*TO DO*
Return each line containing the string "this".

*PROVIDED DATA*

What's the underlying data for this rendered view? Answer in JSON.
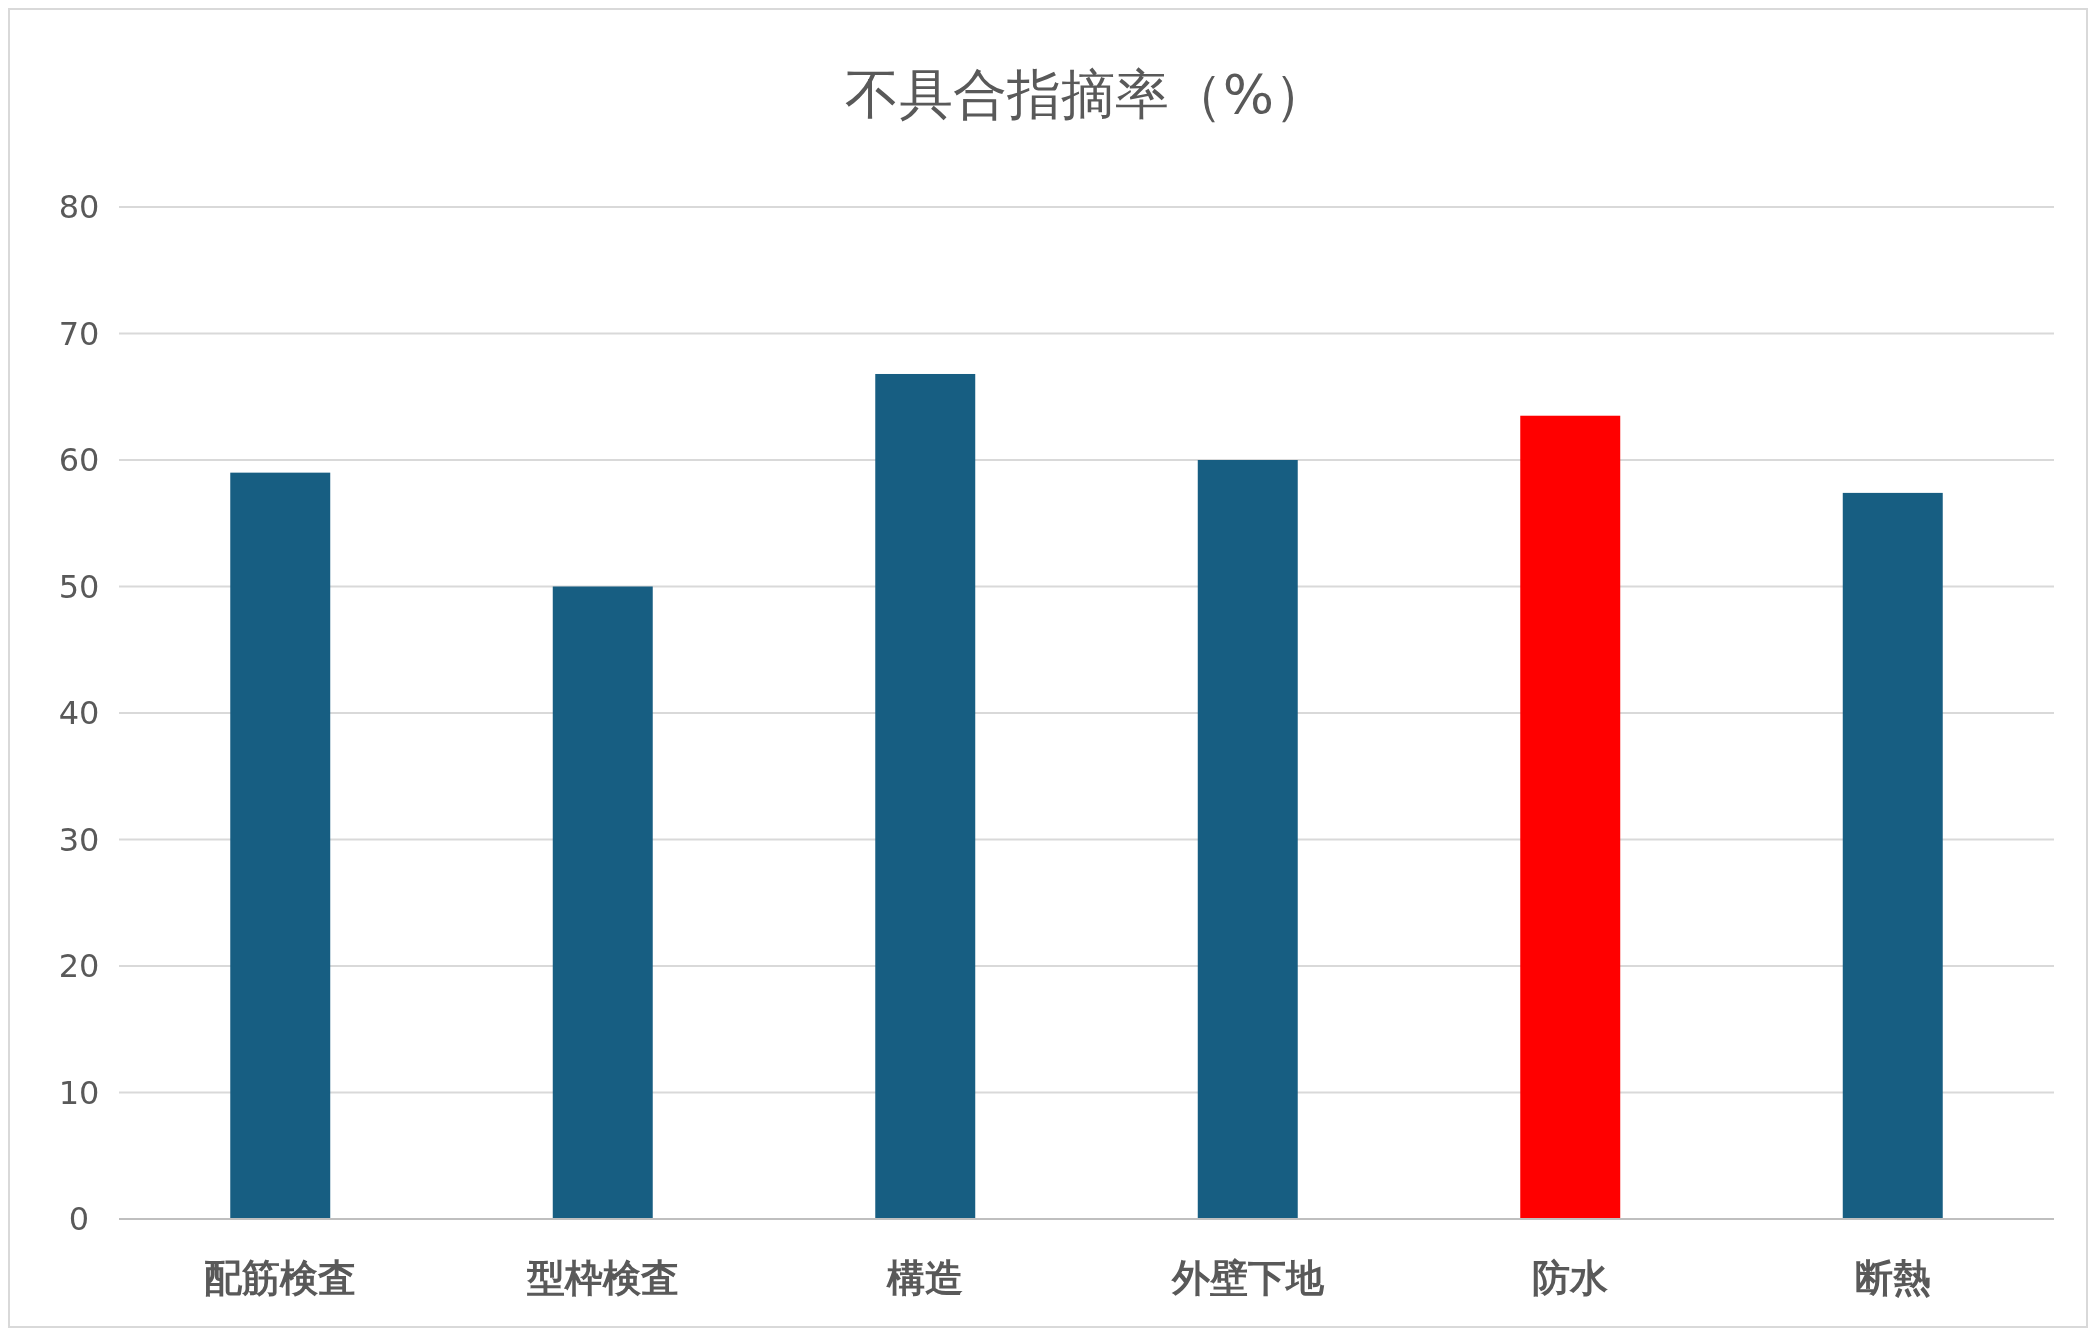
{
  "chart_data": {
    "type": "bar",
    "title": "不具合指摘率（%）",
    "categories": [
      "配筋検査",
      "型枠検査",
      "構造",
      "外壁下地",
      "防水",
      "断熱"
    ],
    "values": [
      59,
      50,
      66.8,
      60,
      63.5,
      57.4
    ],
    "colors": [
      "#175e82",
      "#175e82",
      "#175e82",
      "#175e82",
      "#ff0000",
      "#175e82"
    ],
    "ylim": [
      0,
      80
    ],
    "yticks": [
      0,
      10,
      20,
      30,
      40,
      50,
      60,
      70,
      80
    ],
    "grid": "y"
  }
}
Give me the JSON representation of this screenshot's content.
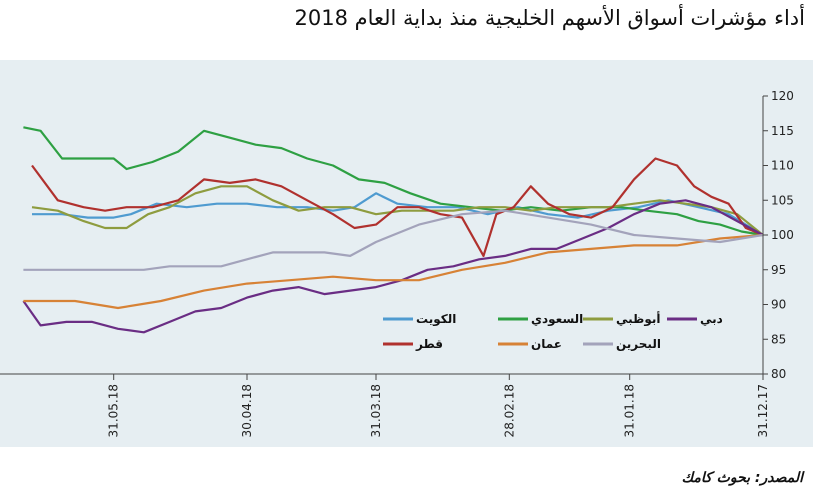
{
  "title": "أداء مؤشرات أسواق الأسهم الخليجية منذ بداية العام 2018",
  "source": "المصدر: بحوث كامك",
  "chart_data": {
    "type": "line",
    "x_direction": "right-to-left",
    "x_ticks": [
      "31.12.17",
      "31.01.18",
      "28.02.18",
      "31.03.18",
      "30.04.18",
      "31.05.18"
    ],
    "x_tick_days": [
      0,
      31,
      59,
      90,
      120,
      151
    ],
    "ylim": [
      80,
      120
    ],
    "y_ticks": [
      80,
      85,
      90,
      95,
      100,
      105,
      110,
      115,
      120
    ],
    "legend_position": "bottom-right inside",
    "series": [
      {
        "name": "الكويت",
        "color": "#4f9bd0",
        "days": [
          0,
          8,
          15,
          22,
          29,
          36,
          43,
          50,
          57,
          64,
          71,
          78,
          85,
          90,
          95,
          100,
          106,
          113,
          120,
          127,
          134,
          141,
          147,
          151,
          157,
          163,
          170
        ],
        "values": [
          100,
          103,
          104,
          105,
          104,
          103.5,
          102.5,
          103,
          104,
          103,
          104,
          104,
          104.5,
          106,
          104,
          103.5,
          104,
          104,
          104.5,
          104.5,
          104,
          104.5,
          103,
          102.5,
          102.5,
          103,
          103
        ]
      },
      {
        "name": "السعودي",
        "color": "#2ea043",
        "days": [
          0,
          5,
          10,
          15,
          20,
          27,
          33,
          40,
          47,
          54,
          61,
          68,
          75,
          82,
          88,
          94,
          100,
          106,
          112,
          118,
          124,
          130,
          136,
          142,
          148,
          151,
          157,
          163,
          168,
          172
        ],
        "values": [
          100,
          100.5,
          101.5,
          102,
          103,
          103.5,
          104,
          104,
          103.5,
          104,
          103.5,
          104,
          104.5,
          106,
          107.5,
          108,
          110,
          111,
          112.5,
          113,
          114,
          115,
          112,
          110.5,
          109.5,
          111,
          111,
          111,
          115,
          115.5
        ]
      },
      {
        "name": "أبوظبي",
        "color": "#8e9c3f",
        "days": [
          0,
          6,
          12,
          18,
          24,
          30,
          36,
          42,
          48,
          54,
          60,
          66,
          72,
          78,
          84,
          90,
          96,
          102,
          108,
          114,
          120,
          126,
          132,
          138,
          143,
          148,
          153,
          158,
          164,
          170
        ],
        "values": [
          100,
          103,
          104,
          104.5,
          105,
          104.5,
          104,
          104,
          104,
          103.5,
          104,
          104,
          103.5,
          103.5,
          103.5,
          103,
          104,
          104,
          103.5,
          105,
          107,
          107,
          106,
          104,
          103,
          101,
          101,
          102,
          103.5,
          104
        ]
      },
      {
        "name": "قطر",
        "color": "#b0312e",
        "days": [
          0,
          4,
          8,
          12,
          16,
          20,
          25,
          30,
          35,
          40,
          45,
          50,
          54,
          58,
          62,
          65,
          70,
          75,
          80,
          85,
          90,
          95,
          100,
          106,
          112,
          118,
          124,
          130,
          136,
          142,
          148,
          153,
          158,
          164,
          170
        ],
        "values": [
          100,
          101,
          104.5,
          105.5,
          107,
          110,
          111,
          108,
          104,
          102.5,
          103,
          104.5,
          107,
          104,
          103,
          97,
          102.5,
          103,
          104,
          104,
          101.5,
          101,
          103,
          105,
          107,
          108,
          107.5,
          108,
          105,
          104,
          104,
          103.5,
          104,
          105,
          110
        ]
      },
      {
        "name": "دبي",
        "color": "#6a2d84",
        "days": [
          0,
          6,
          12,
          18,
          24,
          30,
          36,
          42,
          48,
          54,
          60,
          66,
          72,
          78,
          84,
          90,
          96,
          102,
          108,
          114,
          120,
          126,
          132,
          138,
          144,
          150,
          156,
          162,
          168,
          172
        ],
        "values": [
          100,
          102,
          104,
          105,
          104.5,
          103,
          101,
          99.5,
          98,
          98,
          97,
          96.5,
          95.5,
          95,
          93.5,
          92.5,
          92,
          91.5,
          92.5,
          92,
          91,
          89.5,
          89,
          87.5,
          86,
          86.5,
          87.5,
          87.5,
          87,
          90.5
        ]
      },
      {
        "name": "عمان",
        "color": "#d78236",
        "days": [
          0,
          10,
          20,
          30,
          40,
          50,
          60,
          70,
          80,
          90,
          100,
          110,
          120,
          130,
          140,
          150,
          160,
          172
        ],
        "values": [
          100,
          99.5,
          98.5,
          98.5,
          98,
          97.5,
          96,
          95,
          93.5,
          93.5,
          94,
          93.5,
          93,
          92,
          90.5,
          89.5,
          90.5,
          90.5
        ]
      },
      {
        "name": "البحرين",
        "color": "#a3a3bb",
        "days": [
          0,
          10,
          20,
          30,
          40,
          50,
          60,
          70,
          80,
          90,
          96,
          102,
          108,
          114,
          120,
          126,
          132,
          138,
          144,
          150,
          160,
          172
        ],
        "values": [
          100,
          99,
          99.5,
          100,
          101.5,
          102.5,
          103.5,
          103,
          101.5,
          99,
          97,
          97.5,
          97.5,
          97.5,
          96.5,
          95.5,
          95.5,
          95.5,
          95,
          95,
          95,
          95
        ]
      }
    ]
  }
}
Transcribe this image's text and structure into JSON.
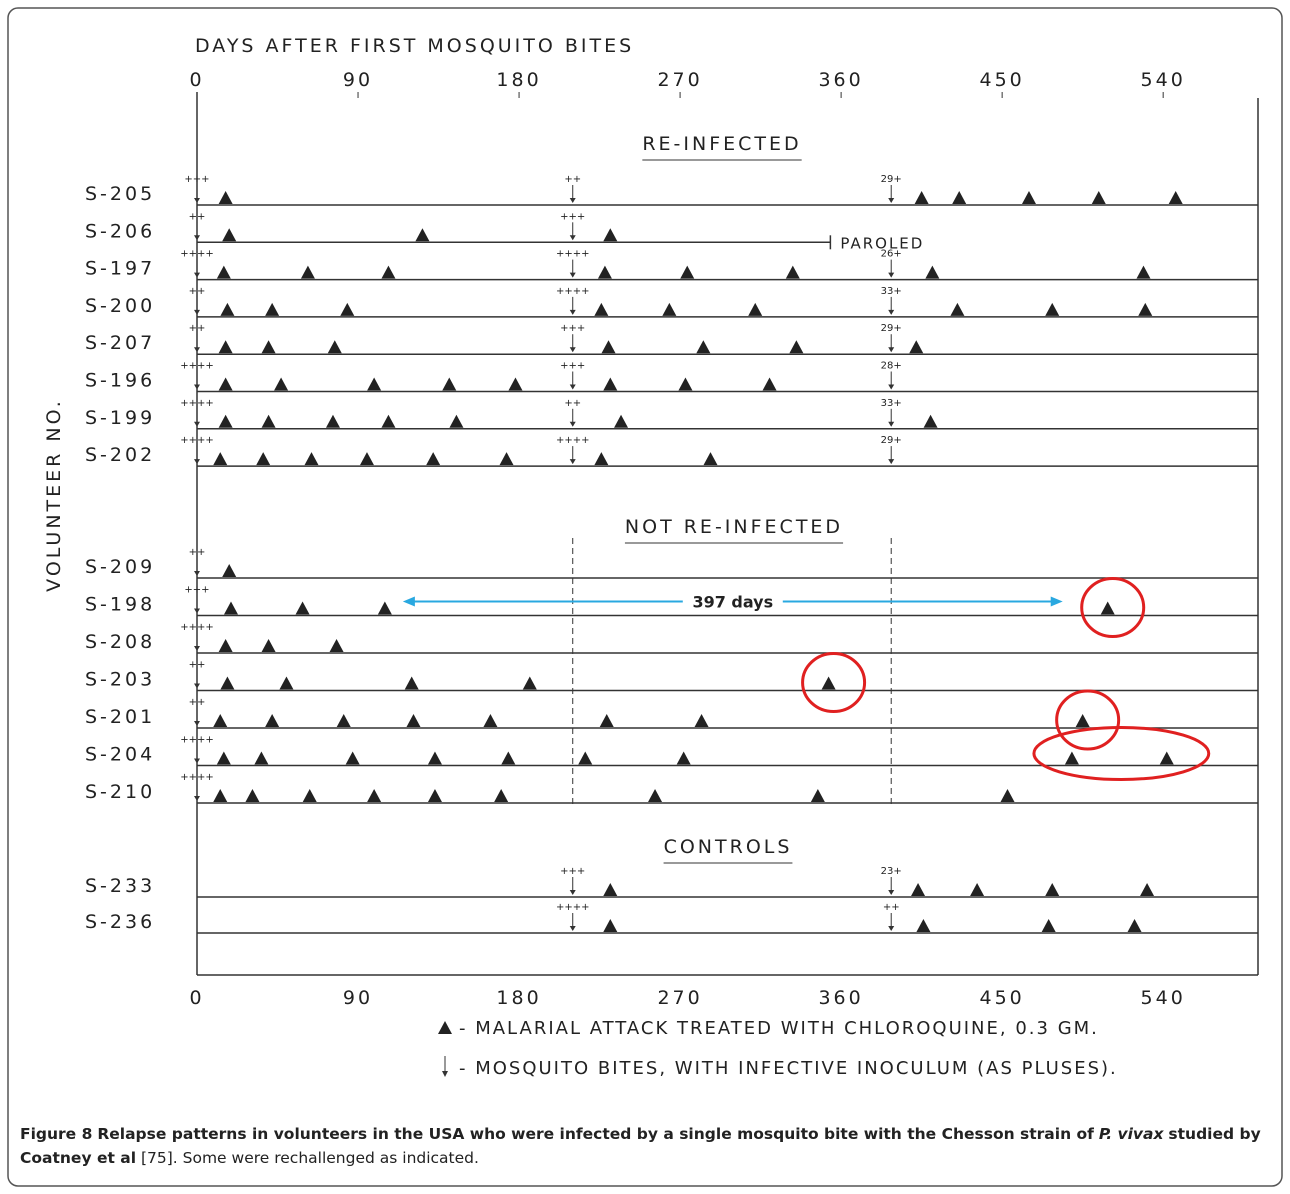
{
  "chart_data": {
    "type": "timeline",
    "title": "DAYS AFTER FIRST MOSQUITO BITES",
    "ylabel": "VOLUNTEER NO.",
    "xlim": [
      0,
      593
    ],
    "xticks": [
      0,
      90,
      180,
      270,
      360,
      450,
      540
    ],
    "groups": [
      {
        "title": "RE-INFECTED",
        "rows": [
          {
            "id": "S-205",
            "bites": [
              {
                "day": 0,
                "label": "+++"
              },
              {
                "day": 210,
                "label": "++"
              },
              {
                "day": 388,
                "label": "29+"
              }
            ],
            "attacks": [
              16,
              405,
              426,
              465,
              504,
              547
            ]
          },
          {
            "id": "S-206",
            "bites": [
              {
                "day": 0,
                "label": "++"
              },
              {
                "day": 210,
                "label": "+++"
              }
            ],
            "attacks": [
              18,
              126,
              231
            ],
            "end": 354,
            "note": "PAROLED"
          },
          {
            "id": "S-197",
            "bites": [
              {
                "day": 0,
                "label": "++++"
              },
              {
                "day": 210,
                "label": "++++"
              },
              {
                "day": 388,
                "label": "26+"
              }
            ],
            "attacks": [
              15,
              62,
              107,
              228,
              274,
              333,
              411,
              529
            ]
          },
          {
            "id": "S-200",
            "bites": [
              {
                "day": 0,
                "label": "++"
              },
              {
                "day": 210,
                "label": "++++"
              },
              {
                "day": 388,
                "label": "33+"
              }
            ],
            "attacks": [
              17,
              42,
              84,
              226,
              264,
              312,
              425,
              478,
              530
            ]
          },
          {
            "id": "S-207",
            "bites": [
              {
                "day": 0,
                "label": "++"
              },
              {
                "day": 210,
                "label": "+++"
              },
              {
                "day": 388,
                "label": "29+"
              }
            ],
            "attacks": [
              16,
              40,
              77,
              230,
              283,
              335,
              402
            ]
          },
          {
            "id": "S-196",
            "bites": [
              {
                "day": 0,
                "label": "++++"
              },
              {
                "day": 210,
                "label": "+++"
              },
              {
                "day": 388,
                "label": "28+"
              }
            ],
            "attacks": [
              16,
              47,
              99,
              141,
              178,
              231,
              273,
              320
            ]
          },
          {
            "id": "S-199",
            "bites": [
              {
                "day": 0,
                "label": "++++"
              },
              {
                "day": 210,
                "label": "++"
              },
              {
                "day": 388,
                "label": "33+"
              }
            ],
            "attacks": [
              16,
              40,
              76,
              107,
              145,
              237,
              410
            ]
          },
          {
            "id": "S-202",
            "bites": [
              {
                "day": 0,
                "label": "++++"
              },
              {
                "day": 210,
                "label": "++++"
              },
              {
                "day": 388,
                "label": "29+"
              }
            ],
            "attacks": [
              13,
              37,
              64,
              95,
              132,
              173,
              226,
              287
            ]
          }
        ]
      },
      {
        "title": "NOT RE-INFECTED",
        "rows": [
          {
            "id": "S-209",
            "bites": [
              {
                "day": 0,
                "label": "++"
              }
            ],
            "attacks": [
              18
            ]
          },
          {
            "id": "S-198",
            "bites": [
              {
                "day": 0,
                "label": "+++"
              }
            ],
            "attacks": [
              19,
              59,
              105,
              509
            ]
          },
          {
            "id": "S-208",
            "bites": [
              {
                "day": 0,
                "label": "++++"
              }
            ],
            "attacks": [
              16,
              40,
              78
            ]
          },
          {
            "id": "S-203",
            "bites": [
              {
                "day": 0,
                "label": "++"
              }
            ],
            "attacks": [
              17,
              50,
              120,
              186,
              353
            ]
          },
          {
            "id": "S-201",
            "bites": [
              {
                "day": 0,
                "label": "++"
              }
            ],
            "attacks": [
              13,
              42,
              82,
              121,
              164,
              229,
              282,
              495
            ]
          },
          {
            "id": "S-204",
            "bites": [
              {
                "day": 0,
                "label": "++++"
              }
            ],
            "attacks": [
              15,
              36,
              87,
              133,
              174,
              217,
              272,
              489,
              542
            ]
          },
          {
            "id": "S-210",
            "bites": [
              {
                "day": 0,
                "label": "++++"
              }
            ],
            "attacks": [
              13,
              31,
              63,
              99,
              133,
              170,
              256,
              347,
              453
            ]
          }
        ]
      },
      {
        "title": "CONTROLS",
        "rows": [
          {
            "id": "S-233",
            "bites": [
              {
                "day": 210,
                "label": "+++"
              },
              {
                "day": 388,
                "label": "23+"
              }
            ],
            "attacks": [
              231,
              403,
              436,
              478,
              531
            ]
          },
          {
            "id": "S-236",
            "bites": [
              {
                "day": 210,
                "label": "++++"
              },
              {
                "day": 388,
                "label": "++"
              }
            ],
            "attacks": [
              231,
              406,
              476,
              524
            ]
          }
        ]
      }
    ],
    "annotation": "397 days",
    "legend": [
      "- MALARIAL ATTACK TREATED WITH CHLOROQUINE, 0.3 GM.",
      "- MOSQUITO BITES, WITH INFECTIVE INOCULUM (AS PLUSES)."
    ]
  },
  "caption": {
    "label": "Figure 8",
    "bold1": "Relapse patterns in volunteers in the USA who were infected by a single mosquito bite with the Chesson strain of",
    "italic": "P. vivax",
    "bold2": "studied by Coatney et al",
    "rest": "[75]. Some were rechallenged as indicated."
  }
}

*RIGHT ANSWER*
What's the underlying data for this rendered view? Answer in JSON.
Give me the JSON representation of this screenshot's content.
Transcribe this image's text and structure into JSON.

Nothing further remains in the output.